+++ Records supplied
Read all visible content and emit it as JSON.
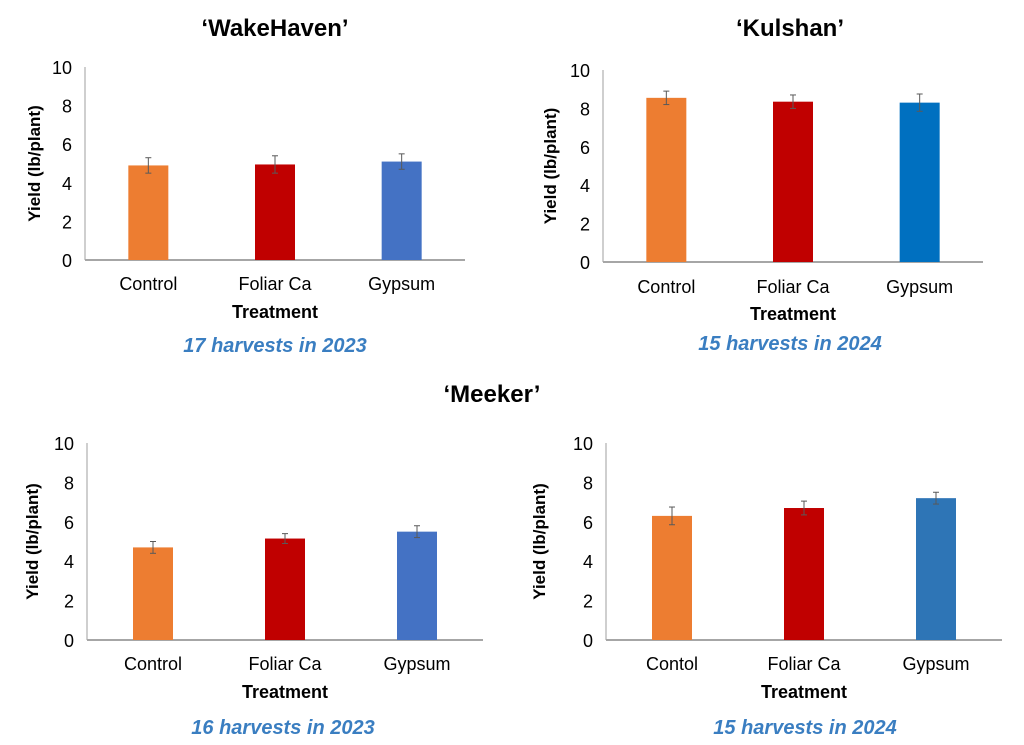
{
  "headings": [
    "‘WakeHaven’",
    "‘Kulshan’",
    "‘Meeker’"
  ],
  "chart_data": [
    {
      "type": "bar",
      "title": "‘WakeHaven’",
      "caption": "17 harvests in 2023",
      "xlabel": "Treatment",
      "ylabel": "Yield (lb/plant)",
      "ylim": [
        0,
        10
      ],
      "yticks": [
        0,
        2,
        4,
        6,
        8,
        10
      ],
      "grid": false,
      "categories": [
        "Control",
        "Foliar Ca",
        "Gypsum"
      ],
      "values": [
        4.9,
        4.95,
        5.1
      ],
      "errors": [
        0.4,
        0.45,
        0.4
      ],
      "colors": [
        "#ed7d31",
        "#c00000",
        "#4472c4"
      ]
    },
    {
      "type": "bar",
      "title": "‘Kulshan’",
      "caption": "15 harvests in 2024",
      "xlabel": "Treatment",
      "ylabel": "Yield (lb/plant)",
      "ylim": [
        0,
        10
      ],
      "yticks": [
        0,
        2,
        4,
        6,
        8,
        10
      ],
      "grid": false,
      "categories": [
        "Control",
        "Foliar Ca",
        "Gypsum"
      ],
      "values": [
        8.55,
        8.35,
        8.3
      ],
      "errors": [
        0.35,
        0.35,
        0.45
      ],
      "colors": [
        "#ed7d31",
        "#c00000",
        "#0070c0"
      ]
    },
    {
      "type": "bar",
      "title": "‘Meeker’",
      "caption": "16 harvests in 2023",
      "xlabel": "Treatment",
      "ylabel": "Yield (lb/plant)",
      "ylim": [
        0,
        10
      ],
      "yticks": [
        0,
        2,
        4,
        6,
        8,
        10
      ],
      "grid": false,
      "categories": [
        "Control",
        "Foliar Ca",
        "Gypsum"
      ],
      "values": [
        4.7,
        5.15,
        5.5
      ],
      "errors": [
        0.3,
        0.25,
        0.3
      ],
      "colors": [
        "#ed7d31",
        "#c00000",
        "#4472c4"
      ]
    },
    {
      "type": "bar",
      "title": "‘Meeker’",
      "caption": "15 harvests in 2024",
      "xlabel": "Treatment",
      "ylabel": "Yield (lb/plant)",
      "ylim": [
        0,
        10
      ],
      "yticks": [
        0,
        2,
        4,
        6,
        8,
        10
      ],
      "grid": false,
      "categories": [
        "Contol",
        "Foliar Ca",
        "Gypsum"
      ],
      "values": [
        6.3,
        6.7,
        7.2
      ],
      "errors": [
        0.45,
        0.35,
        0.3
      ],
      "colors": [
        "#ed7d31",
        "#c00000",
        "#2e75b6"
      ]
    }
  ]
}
++++++
*Your goal*. Could you repeat all of the material exactly? Pictures should not be copied.

*Output*.
Read all visible content and emit it as JSON.
{
  "headings": [
    "‘WakeHaven’",
    "‘Kulshan’",
    "‘Meeker’"
  ],
  "chart_data": [
    {
      "type": "bar",
      "title": "‘WakeHaven’",
      "caption": "17 harvests in 2023",
      "xlabel": "Treatment",
      "ylabel": "Yield (lb/plant)",
      "ylim": [
        0,
        10
      ],
      "yticks": [
        0,
        2,
        4,
        6,
        8,
        10
      ],
      "grid": false,
      "categories": [
        "Control",
        "Foliar Ca",
        "Gypsum"
      ],
      "values": [
        4.9,
        4.95,
        5.1
      ],
      "errors": [
        0.4,
        0.45,
        0.4
      ],
      "colors": [
        "#ed7d31",
        "#c00000",
        "#4472c4"
      ]
    },
    {
      "type": "bar",
      "title": "‘Kulshan’",
      "caption": "15 harvests in 2024",
      "xlabel": "Treatment",
      "ylabel": "Yield (lb/plant)",
      "ylim": [
        0,
        10
      ],
      "yticks": [
        0,
        2,
        4,
        6,
        8,
        10
      ],
      "grid": false,
      "categories": [
        "Control",
        "Foliar Ca",
        "Gypsum"
      ],
      "values": [
        8.55,
        8.35,
        8.3
      ],
      "errors": [
        0.35,
        0.35,
        0.45
      ],
      "colors": [
        "#ed7d31",
        "#c00000",
        "#0070c0"
      ]
    },
    {
      "type": "bar",
      "title": "‘Meeker’",
      "caption": "16 harvests in 2023",
      "xlabel": "Treatment",
      "ylabel": "Yield (lb/plant)",
      "ylim": [
        0,
        10
      ],
      "yticks": [
        0,
        2,
        4,
        6,
        8,
        10
      ],
      "grid": false,
      "categories": [
        "Control",
        "Foliar Ca",
        "Gypsum"
      ],
      "values": [
        4.7,
        5.15,
        5.5
      ],
      "errors": [
        0.3,
        0.25,
        0.3
      ],
      "colors": [
        "#ed7d31",
        "#c00000",
        "#4472c4"
      ]
    },
    {
      "type": "bar",
      "title": "‘Meeker’",
      "caption": "15 harvests in 2024",
      "xlabel": "Treatment",
      "ylabel": "Yield (lb/plant)",
      "ylim": [
        0,
        10
      ],
      "yticks": [
        0,
        2,
        4,
        6,
        8,
        10
      ],
      "grid": false,
      "categories": [
        "Contol",
        "Foliar Ca",
        "Gypsum"
      ],
      "values": [
        6.3,
        6.7,
        7.2
      ],
      "errors": [
        0.45,
        0.35,
        0.3
      ],
      "colors": [
        "#ed7d31",
        "#c00000",
        "#2e75b6"
      ]
    }
  ]
}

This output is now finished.